Reproduce the listing exactly, with no pictures in your copy.
• • • • • • •
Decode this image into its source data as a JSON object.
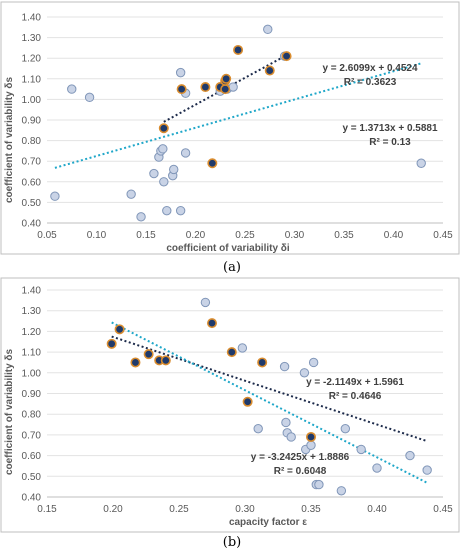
{
  "chart_data": [
    {
      "type": "scatter",
      "panel_label": "(a)",
      "xlabel": "coefficient of variability δi",
      "ylabel": "coefficient of variability δs",
      "xlim": [
        0.05,
        0.45
      ],
      "ylim": [
        0.4,
        1.4
      ],
      "x_ticks": [
        "0.05",
        "0.10",
        "0.15",
        "0.20",
        "0.25",
        "0.30",
        "0.35",
        "0.40",
        "0.45"
      ],
      "y_ticks": [
        "0.40",
        "0.50",
        "0.60",
        "0.70",
        "0.80",
        "0.90",
        "1.00",
        "1.10",
        "1.20",
        "1.30",
        "1.40"
      ],
      "grid": "horizontal",
      "legend": "none",
      "colors": {
        "light_fill": "#c9d3e6",
        "light_edge": "#8096b8",
        "dark_fill": "#1f3a6b",
        "dark_edge": "#d98c2e",
        "trend_all": "#1fa7c9",
        "trend_sub": "#1c2a4a"
      },
      "series": [
        {
          "group": "all",
          "points": [
            [
              0.058,
              0.53
            ],
            [
              0.075,
              1.05
            ],
            [
              0.093,
              1.01
            ],
            [
              0.135,
              0.54
            ],
            [
              0.145,
              0.43
            ],
            [
              0.158,
              0.64
            ],
            [
              0.163,
              0.72
            ],
            [
              0.165,
              0.75
            ],
            [
              0.167,
              0.76
            ],
            [
              0.168,
              0.6
            ],
            [
              0.171,
              0.46
            ],
            [
              0.177,
              0.63
            ],
            [
              0.178,
              0.66
            ],
            [
              0.185,
              1.13
            ],
            [
              0.185,
              0.46
            ],
            [
              0.19,
              1.03
            ],
            [
              0.19,
              0.74
            ],
            [
              0.225,
              1.04
            ],
            [
              0.232,
              1.05
            ],
            [
              0.238,
              1.06
            ],
            [
              0.273,
              1.34
            ],
            [
              0.29,
              1.21
            ],
            [
              0.428,
              0.69
            ]
          ]
        },
        {
          "group": "subset",
          "points": [
            [
              0.168,
              0.86
            ],
            [
              0.186,
              1.05
            ],
            [
              0.21,
              1.06
            ],
            [
              0.217,
              0.69
            ],
            [
              0.225,
              1.06
            ],
            [
              0.23,
              1.05
            ],
            [
              0.23,
              1.09
            ],
            [
              0.231,
              1.1
            ],
            [
              0.243,
              1.24
            ],
            [
              0.275,
              1.14
            ],
            [
              0.292,
              1.21
            ]
          ]
        }
      ],
      "trendlines": [
        {
          "group": "all",
          "equation": "y = 1.3713x + 0.5881",
          "r2": "R² = 0.13",
          "slope": 1.3713,
          "intercept": 0.5881,
          "x_range": [
            0.058,
            0.428
          ]
        },
        {
          "group": "subset",
          "equation": "y = 2.6099x + 0.4524",
          "r2": "R² = 0.3623",
          "slope": 2.6099,
          "intercept": 0.4524,
          "x_range": [
            0.168,
            0.292
          ]
        }
      ]
    },
    {
      "type": "scatter",
      "panel_label": "(b)",
      "xlabel": "capacity factor ε",
      "ylabel": "coefficient of variability δs",
      "xlim": [
        0.15,
        0.45
      ],
      "ylim": [
        0.4,
        1.4
      ],
      "x_ticks": [
        "0.15",
        "0.20",
        "0.25",
        "0.30",
        "0.35",
        "0.40",
        "0.45"
      ],
      "y_ticks": [
        "0.40",
        "0.50",
        "0.60",
        "0.70",
        "0.80",
        "0.90",
        "1.00",
        "1.10",
        "1.20",
        "1.30",
        "1.40"
      ],
      "grid": "horizontal",
      "legend": "none",
      "series": [
        {
          "group": "all",
          "points": [
            [
              0.27,
              1.34
            ],
            [
              0.298,
              1.12
            ],
            [
              0.31,
              0.73
            ],
            [
              0.33,
              1.03
            ],
            [
              0.331,
              0.76
            ],
            [
              0.332,
              0.71
            ],
            [
              0.335,
              0.69
            ],
            [
              0.345,
              1.0
            ],
            [
              0.346,
              0.63
            ],
            [
              0.35,
              0.65
            ],
            [
              0.352,
              1.05
            ],
            [
              0.354,
              0.46
            ],
            [
              0.356,
              0.46
            ],
            [
              0.373,
              0.43
            ],
            [
              0.376,
              0.73
            ],
            [
              0.388,
              0.63
            ],
            [
              0.4,
              0.54
            ],
            [
              0.425,
              0.6
            ],
            [
              0.438,
              0.53
            ]
          ]
        },
        {
          "group": "subset",
          "points": [
            [
              0.199,
              1.14
            ],
            [
              0.205,
              1.21
            ],
            [
              0.217,
              1.05
            ],
            [
              0.227,
              1.09
            ],
            [
              0.235,
              1.06
            ],
            [
              0.24,
              1.06
            ],
            [
              0.275,
              1.24
            ],
            [
              0.29,
              1.1
            ],
            [
              0.302,
              0.86
            ],
            [
              0.313,
              1.05
            ],
            [
              0.35,
              0.69
            ]
          ]
        }
      ],
      "trendlines": [
        {
          "group": "subset",
          "equation": "y = -2.1149x + 1.5961",
          "r2": "R² = 0.4646",
          "slope": -2.1149,
          "intercept": 1.5961,
          "x_range": [
            0.199,
            0.438
          ]
        },
        {
          "group": "all",
          "equation": "y = -3.2425x + 1.8886",
          "r2": "R² = 0.6048",
          "slope": -3.2425,
          "intercept": 1.8886,
          "x_range": [
            0.199,
            0.438
          ]
        }
      ]
    }
  ]
}
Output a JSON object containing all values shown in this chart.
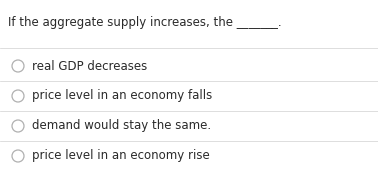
{
  "question": "If the aggregate supply increases, the _______.",
  "options": [
    "real GDP decreases",
    "price level in an economy falls",
    "demand would stay the same.",
    "price level in an economy rise"
  ],
  "background_color": "#ffffff",
  "text_color": "#2a2a2a",
  "question_fontsize": 8.5,
  "option_fontsize": 8.5,
  "circle_color": "#b0b0b0",
  "divider_color": "#d0d0d0",
  "divider_linewidth": 0.5,
  "fig_width": 3.78,
  "fig_height": 1.8,
  "dpi": 100
}
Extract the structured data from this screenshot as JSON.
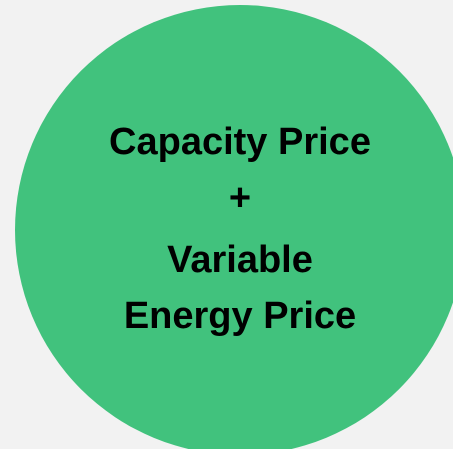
{
  "lines": [
    "Capacity Price",
    "+",
    "Variable",
    "Energy Price"
  ]
}
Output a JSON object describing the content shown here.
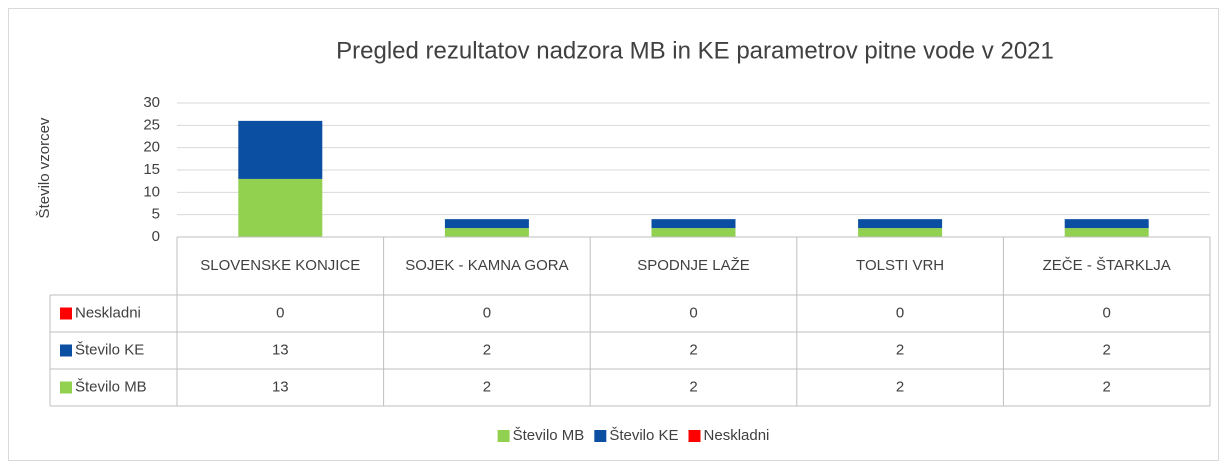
{
  "chart_data": {
    "type": "bar",
    "stacked": true,
    "title": "Pregled rezultatov nadzora MB in KE parametrov pitne vode v 2021",
    "y_label": "Število vzorcev",
    "categories": [
      "SLOVENSKE KONJICE",
      "SOJEK - KAMNA GORA",
      "SPODNJE LAŽE",
      "TOLSTI VRH",
      "ZEČE - ŠTARKLJA"
    ],
    "series": [
      {
        "name": "Število MB",
        "color": "#92d050",
        "values": [
          13,
          2,
          2,
          2,
          2
        ]
      },
      {
        "name": "Število KE",
        "color": "#0b4fa3",
        "values": [
          13,
          2,
          2,
          2,
          2
        ]
      },
      {
        "name": "Neskladni",
        "color": "#ff0000",
        "values": [
          0,
          0,
          0,
          0,
          0
        ]
      }
    ],
    "ylim": [
      0,
      30
    ],
    "yticks": [
      0,
      5,
      10,
      15,
      20,
      25,
      30
    ],
    "grid": true,
    "legend": "bottom",
    "data_table": true
  }
}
• • • • • • •
• **TASK RESULT**
Decode this image into its source data as a JSON object.
{
  "chart_data": [
    {
      "type": "scatter",
      "panel_label": "(a)",
      "xlabel": "coefficient of variability δi",
      "ylabel": "coefficient of variability δs",
      "xlim": [
        0.05,
        0.45
      ],
      "ylim": [
        0.4,
        1.4
      ],
      "x_ticks": [
        "0.05",
        "0.10",
        "0.15",
        "0.20",
        "0.25",
        "0.30",
        "0.35",
        "0.40",
        "0.45"
      ],
      "y_ticks": [
        "0.40",
        "0.50",
        "0.60",
        "0.70",
        "0.80",
        "0.90",
        "1.00",
        "1.10",
        "1.20",
        "1.30",
        "1.40"
      ],
      "grid": "horizontal",
      "legend": "none",
      "colors": {
        "light_fill": "#c9d3e6",
        "light_edge": "#8096b8",
        "dark_fill": "#1f3a6b",
        "dark_edge": "#d98c2e",
        "trend_all": "#1fa7c9",
        "trend_sub": "#1c2a4a"
      },
      "series": [
        {
          "group": "all",
          "points": [
            [
              0.058,
              0.53
            ],
            [
              0.075,
              1.05
            ],
            [
              0.093,
              1.01
            ],
            [
              0.135,
              0.54
            ],
            [
              0.145,
              0.43
            ],
            [
              0.158,
              0.64
            ],
            [
              0.163,
              0.72
            ],
            [
              0.165,
              0.75
            ],
            [
              0.167,
              0.76
            ],
            [
              0.168,
              0.6
            ],
            [
              0.171,
              0.46
            ],
            [
              0.177,
              0.63
            ],
            [
              0.178,
              0.66
            ],
            [
              0.185,
              1.13
            ],
            [
              0.185,
              0.46
            ],
            [
              0.19,
              1.03
            ],
            [
              0.19,
              0.74
            ],
            [
              0.225,
              1.04
            ],
            [
              0.232,
              1.05
            ],
            [
              0.238,
              1.06
            ],
            [
              0.273,
              1.34
            ],
            [
              0.29,
              1.21
            ],
            [
              0.428,
              0.69
            ]
          ]
        },
        {
          "group": "subset",
          "points": [
            [
              0.168,
              0.86
            ],
            [
              0.186,
              1.05
            ],
            [
              0.21,
              1.06
            ],
            [
              0.217,
              0.69
            ],
            [
              0.225,
              1.06
            ],
            [
              0.23,
              1.05
            ],
            [
              0.23,
              1.09
            ],
            [
              0.231,
              1.1
            ],
            [
              0.243,
              1.24
            ],
            [
              0.275,
              1.14
            ],
            [
              0.292,
              1.21
            ]
          ]
        }
      ],
      "trendlines": [
        {
          "group": "all",
          "equation": "y = 1.3713x + 0.5881",
          "r2": "R² = 0.13",
          "slope": 1.3713,
          "intercept": 0.5881,
          "x_range": [
            0.058,
            0.428
          ]
        },
        {
          "group": "subset",
          "equation": "y = 2.6099x + 0.4524",
          "r2": "R² = 0.3623",
          "slope": 2.6099,
          "intercept": 0.4524,
          "x_range": [
            0.168,
            0.292
          ]
        }
      ]
    },
    {
      "type": "scatter",
      "panel_label": "(b)",
      "xlabel": "capacity factor ε",
      "ylabel": "coefficient of variability δs",
      "xlim": [
        0.15,
        0.45
      ],
      "ylim": [
        0.4,
        1.4
      ],
      "x_ticks": [
        "0.15",
        "0.20",
        "0.25",
        "0.30",
        "0.35",
        "0.40",
        "0.45"
      ],
      "y_ticks": [
        "0.40",
        "0.50",
        "0.60",
        "0.70",
        "0.80",
        "0.90",
        "1.00",
        "1.10",
        "1.20",
        "1.30",
        "1.40"
      ],
      "grid": "horizontal",
      "legend": "none",
      "series": [
        {
          "group": "all",
          "points": [
            [
              0.27,
              1.34
            ],
            [
              0.298,
              1.12
            ],
            [
              0.31,
              0.73
            ],
            [
              0.33,
              1.03
            ],
            [
              0.331,
              0.76
            ],
            [
              0.332,
              0.71
            ],
            [
              0.335,
              0.69
            ],
            [
              0.345,
              1.0
            ],
            [
              0.346,
              0.63
            ],
            [
              0.35,
              0.65
            ],
            [
              0.352,
              1.05
            ],
            [
              0.354,
              0.46
            ],
            [
              0.356,
              0.46
            ],
            [
              0.373,
              0.43
            ],
            [
              0.376,
              0.73
            ],
            [
              0.388,
              0.63
            ],
            [
              0.4,
              0.54
            ],
            [
              0.425,
              0.6
            ],
            [
              0.438,
              0.53
            ]
          ]
        },
        {
          "group": "subset",
          "points": [
            [
              0.199,
              1.14
            ],
            [
              0.205,
              1.21
            ],
            [
              0.217,
              1.05
            ],
            [
              0.227,
              1.09
            ],
            [
              0.235,
              1.06
            ],
            [
              0.24,
              1.06
            ],
            [
              0.275,
              1.24
            ],
            [
              0.29,
              1.1
            ],
            [
              0.302,
              0.86
            ],
            [
              0.313,
              1.05
            ],
            [
              0.35,
              0.69
            ]
          ]
        }
      ],
      "trendlines": [
        {
          "group": "subset",
          "equation": "y = -2.1149x + 1.5961",
          "r2": "R² = 0.4646",
          "slope": -2.1149,
          "intercept": 1.5961,
          "x_range": [
            0.199,
            0.438
          ]
        },
        {
          "group": "all",
          "equation": "y = -3.2425x + 1.8886",
          "r2": "R² = 0.6048",
          "slope": -3.2425,
          "intercept": 1.8886,
          "x_range": [
            0.199,
            0.438
          ]
        }
      ]
    }
  ]
}
Output a JSON object containing all values shown in this chart.
{
  "question": "If the aggregate supply increases, the _______.",
  "options": [
    "real GDP decreases",
    "price level in an economy falls",
    "demand would stay the same.",
    "price level in an economy rise"
  ],
  "background_color": "#ffffff",
  "text_color": "#2a2a2a",
  "question_fontsize": 8.5,
  "option_fontsize": 8.5,
  "circle_color": "#b0b0b0",
  "divider_color": "#d0d0d0",
  "divider_linewidth": 0.5,
  "fig_width": 3.78,
  "fig_height": 1.8,
  "dpi": 100
}
Extract the structured data from this screenshot as JSON.
{
  "lines": [
    "Capacity Price",
    "+",
    "Variable",
    "Energy Price"
  ]
}
Output a JSON object describing the content shown here.
{
  "chart_data": {
    "type": "bar",
    "stacked": true,
    "title": "Pregled rezultatov nadzora MB in KE parametrov pitne vode v 2021",
    "y_label": "Število vzorcev",
    "categories": [
      "SLOVENSKE KONJICE",
      "SOJEK - KAMNA GORA",
      "SPODNJE LAŽE",
      "TOLSTI VRH",
      "ZEČE - ŠTARKLJA"
    ],
    "series": [
      {
        "name": "Število MB",
        "color": "#92d050",
        "values": [
          13,
          2,
          2,
          2,
          2
        ]
      },
      {
        "name": "Število KE",
        "color": "#0b4fa3",
        "values": [
          13,
          2,
          2,
          2,
          2
        ]
      },
      {
        "name": "Neskladni",
        "color": "#ff0000",
        "values": [
          0,
          0,
          0,
          0,
          0
        ]
      }
    ],
    "ylim": [
      0,
      30
    ],
    "yticks": [
      0,
      5,
      10,
      15,
      20,
      25,
      30
    ],
    "grid": true,
    "legend": "bottom",
    "data_table": true
  }
}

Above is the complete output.